→ DATA RECORDS
──────────

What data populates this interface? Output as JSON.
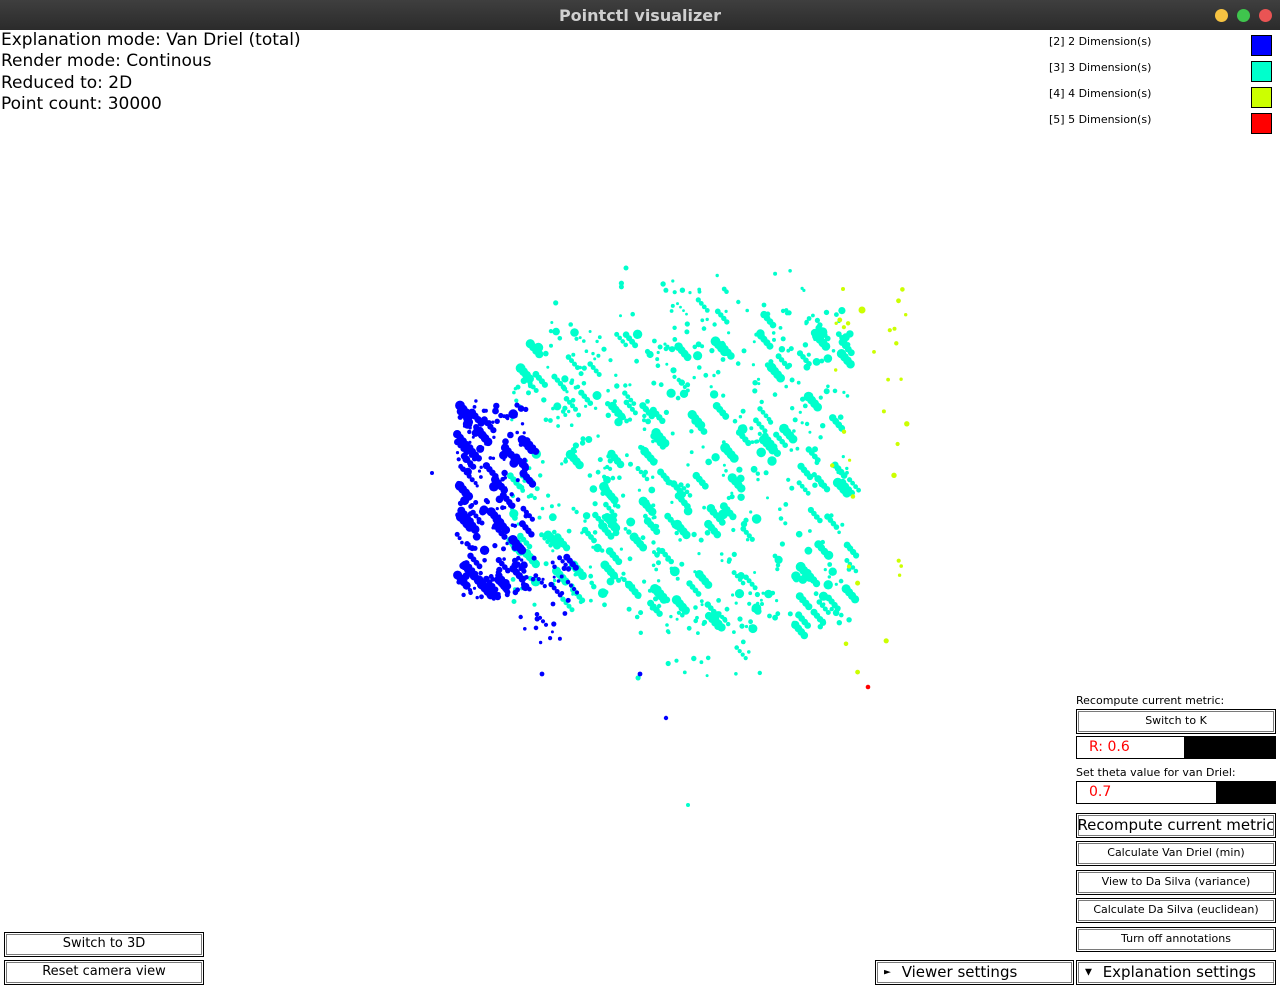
{
  "window": {
    "title": "Pointctl visualizer"
  },
  "info": {
    "lines": [
      "Explanation mode: Van Driel (total)",
      "Render mode: Continous",
      "Reduced to: 2D",
      "Point count: 30000"
    ]
  },
  "legend": {
    "items": [
      {
        "label": "[2] 2 Dimension(s)",
        "color": "#0000ff"
      },
      {
        "label": "[3] 3 Dimension(s)",
        "color": "#00ffcc"
      },
      {
        "label": "[4] 4 Dimension(s)",
        "color": "#ccff00"
      },
      {
        "label": "[5] 5 Dimension(s)",
        "color": "#ff0000"
      }
    ]
  },
  "controls": {
    "recompute_label": "Recompute current metric:",
    "switch_k": "Switch to K",
    "r_value": "R: 0.6",
    "r_fill": 0.54,
    "theta_label": "Set theta value for van Driel:",
    "theta_value": "0.7",
    "theta_fill": 0.7,
    "recompute_button": "Recompute current metric",
    "van_driel_min": "Calculate Van Driel (min)",
    "da_silva_variance": "View to Da Silva (variance)",
    "da_silva_euclidean": "Calculate Da Silva (euclidean)",
    "annotations": "Turn off annotations",
    "viewer_settings": "Viewer settings",
    "explanation_settings": "Explanation settings"
  },
  "camera": {
    "switch_3d": "Switch to 3D",
    "reset": "Reset camera view"
  }
}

──────────

The records above must be transcribed exactly. Pictures are left out of the copy.

→ WORKED SOLUTION
What data populates this interface? Output as JSON.
{
  "window": {
    "title": "Pointctl visualizer"
  },
  "info": {
    "lines": [
      "Explanation mode: Van Driel (total)",
      "Render mode: Continous",
      "Reduced to: 2D",
      "Point count: 30000"
    ]
  },
  "legend": {
    "items": [
      {
        "label": "[2] 2 Dimension(s)",
        "color": "#0000ff"
      },
      {
        "label": "[3] 3 Dimension(s)",
        "color": "#00ffcc"
      },
      {
        "label": "[4] 4 Dimension(s)",
        "color": "#ccff00"
      },
      {
        "label": "[5] 5 Dimension(s)",
        "color": "#ff0000"
      }
    ]
  },
  "controls": {
    "recompute_label": "Recompute current metric:",
    "switch_k": "Switch to K",
    "r_value": "R: 0.6",
    "r_fill": 0.54,
    "theta_label": "Set theta value for van Driel:",
    "theta_value": "0.7",
    "theta_fill": 0.7,
    "recompute_button": "Recompute current metric",
    "van_driel_min": "Calculate Van Driel (min)",
    "da_silva_variance": "View to Da Silva (variance)",
    "da_silva_euclidean": "Calculate Da Silva (euclidean)",
    "annotations": "Turn off annotations",
    "viewer_settings": "Viewer settings",
    "explanation_settings": "Explanation settings"
  },
  "camera": {
    "switch_3d": "Switch to 3D",
    "reset": "Reset camera view"
  }
}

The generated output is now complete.